>> START Input material

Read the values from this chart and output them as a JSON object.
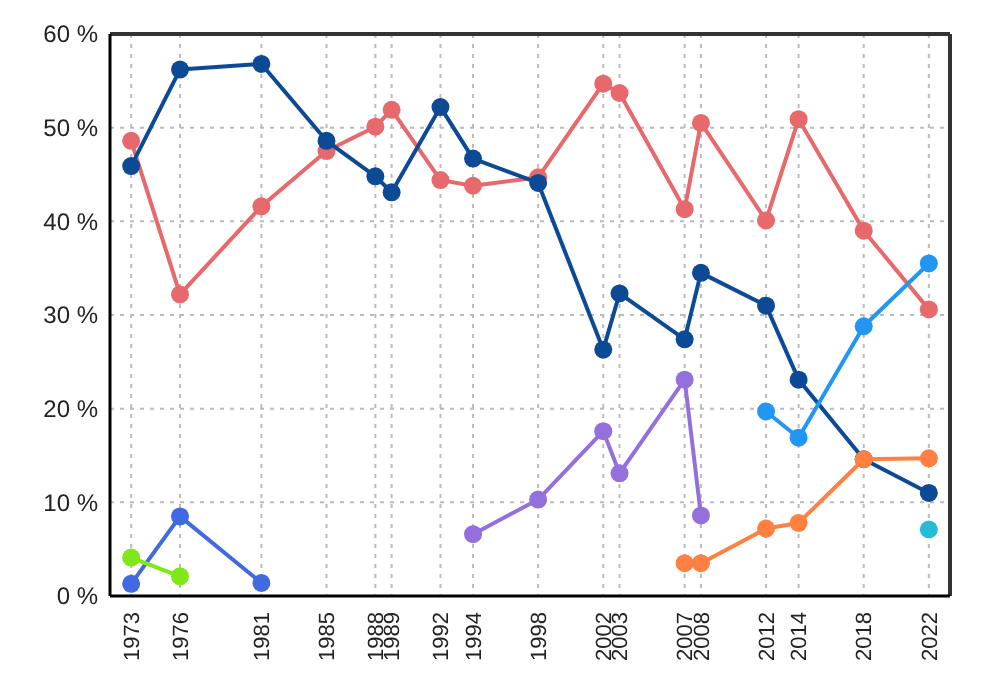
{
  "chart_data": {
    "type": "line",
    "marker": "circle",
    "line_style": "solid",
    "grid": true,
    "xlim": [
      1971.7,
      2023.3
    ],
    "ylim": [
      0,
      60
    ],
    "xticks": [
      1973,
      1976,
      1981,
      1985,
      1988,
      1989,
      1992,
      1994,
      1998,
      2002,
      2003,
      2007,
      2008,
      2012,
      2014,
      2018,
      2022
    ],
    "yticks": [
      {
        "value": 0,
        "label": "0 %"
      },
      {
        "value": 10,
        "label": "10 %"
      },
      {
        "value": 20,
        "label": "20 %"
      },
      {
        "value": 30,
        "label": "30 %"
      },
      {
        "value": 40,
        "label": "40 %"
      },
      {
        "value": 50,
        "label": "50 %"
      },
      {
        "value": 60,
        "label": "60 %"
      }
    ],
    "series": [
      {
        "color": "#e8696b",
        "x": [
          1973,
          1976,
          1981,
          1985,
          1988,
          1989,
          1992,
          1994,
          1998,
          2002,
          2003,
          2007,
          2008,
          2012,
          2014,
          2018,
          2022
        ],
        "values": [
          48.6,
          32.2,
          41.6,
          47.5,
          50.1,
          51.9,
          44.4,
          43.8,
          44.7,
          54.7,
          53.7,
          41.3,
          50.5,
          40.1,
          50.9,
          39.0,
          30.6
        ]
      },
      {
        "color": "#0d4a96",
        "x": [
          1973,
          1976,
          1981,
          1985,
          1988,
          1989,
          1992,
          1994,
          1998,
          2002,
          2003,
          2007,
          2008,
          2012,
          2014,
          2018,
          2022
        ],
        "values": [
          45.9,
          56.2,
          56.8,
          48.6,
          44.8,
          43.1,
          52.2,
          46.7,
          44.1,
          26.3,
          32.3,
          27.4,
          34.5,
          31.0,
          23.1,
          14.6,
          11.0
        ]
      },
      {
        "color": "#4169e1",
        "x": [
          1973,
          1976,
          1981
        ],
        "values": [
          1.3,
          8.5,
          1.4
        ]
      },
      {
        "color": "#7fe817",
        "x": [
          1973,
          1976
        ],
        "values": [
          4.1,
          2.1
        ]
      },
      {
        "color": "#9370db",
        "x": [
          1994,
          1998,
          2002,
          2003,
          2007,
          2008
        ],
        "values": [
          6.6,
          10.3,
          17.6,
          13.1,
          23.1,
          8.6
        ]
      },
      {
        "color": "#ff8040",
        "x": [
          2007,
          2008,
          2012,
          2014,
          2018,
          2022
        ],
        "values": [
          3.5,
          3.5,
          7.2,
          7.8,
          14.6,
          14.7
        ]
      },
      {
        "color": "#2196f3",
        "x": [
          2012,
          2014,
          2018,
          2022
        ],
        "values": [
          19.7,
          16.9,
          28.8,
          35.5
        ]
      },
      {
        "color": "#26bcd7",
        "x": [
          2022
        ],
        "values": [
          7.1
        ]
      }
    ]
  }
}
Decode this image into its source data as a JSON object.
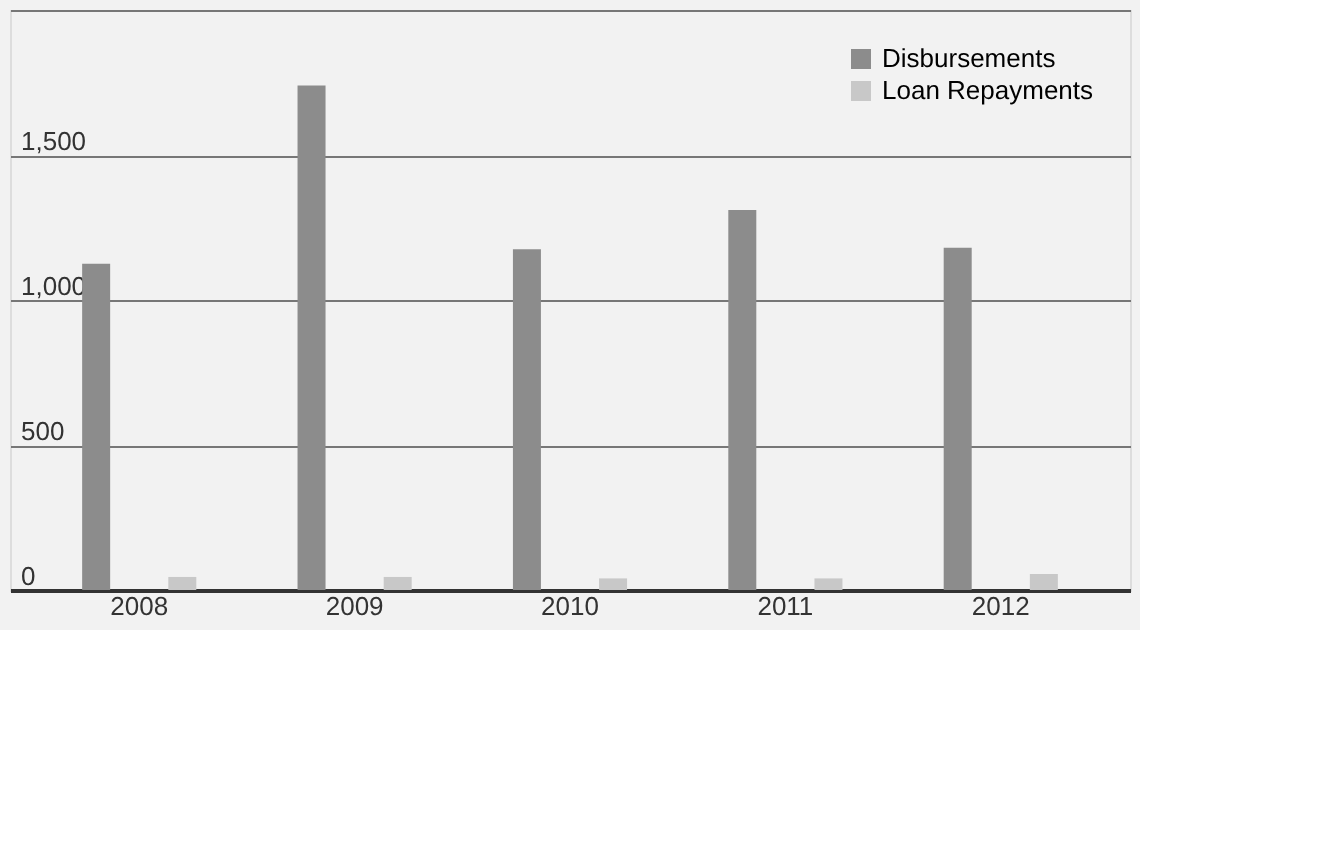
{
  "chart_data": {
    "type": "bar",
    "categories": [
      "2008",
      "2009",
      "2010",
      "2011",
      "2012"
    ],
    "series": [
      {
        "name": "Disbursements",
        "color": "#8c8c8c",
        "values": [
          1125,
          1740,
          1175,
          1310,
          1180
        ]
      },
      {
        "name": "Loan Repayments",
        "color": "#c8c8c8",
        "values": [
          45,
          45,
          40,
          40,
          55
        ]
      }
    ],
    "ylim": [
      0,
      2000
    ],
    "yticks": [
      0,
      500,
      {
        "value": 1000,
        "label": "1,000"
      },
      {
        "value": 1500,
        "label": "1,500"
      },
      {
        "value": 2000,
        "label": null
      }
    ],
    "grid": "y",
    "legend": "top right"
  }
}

>> END Input material

▶ **Goal of the exercise**: Extract, word for word, each line from the one that contains "Decode this image" through the final line of the data above. Leave the pictures out.

▶ **The solution**:
Decode this image into its source data as a JSON object.
{
  "chart_data": {
    "type": "bar",
    "categories": [
      "2008",
      "2009",
      "2010",
      "2011",
      "2012"
    ],
    "series": [
      {
        "name": "Disbursements",
        "color": "#8c8c8c",
        "values": [
          1125,
          1740,
          1175,
          1310,
          1180
        ]
      },
      {
        "name": "Loan Repayments",
        "color": "#c8c8c8",
        "values": [
          45,
          45,
          40,
          40,
          55
        ]
      }
    ],
    "ylim": [
      0,
      2000
    ],
    "yticks": [
      0,
      500,
      {
        "value": 1000,
        "label": "1,000"
      },
      {
        "value": 1500,
        "label": "1,500"
      },
      {
        "value": 2000,
        "label": null
      }
    ],
    "grid": "y",
    "legend": "top right"
  }
}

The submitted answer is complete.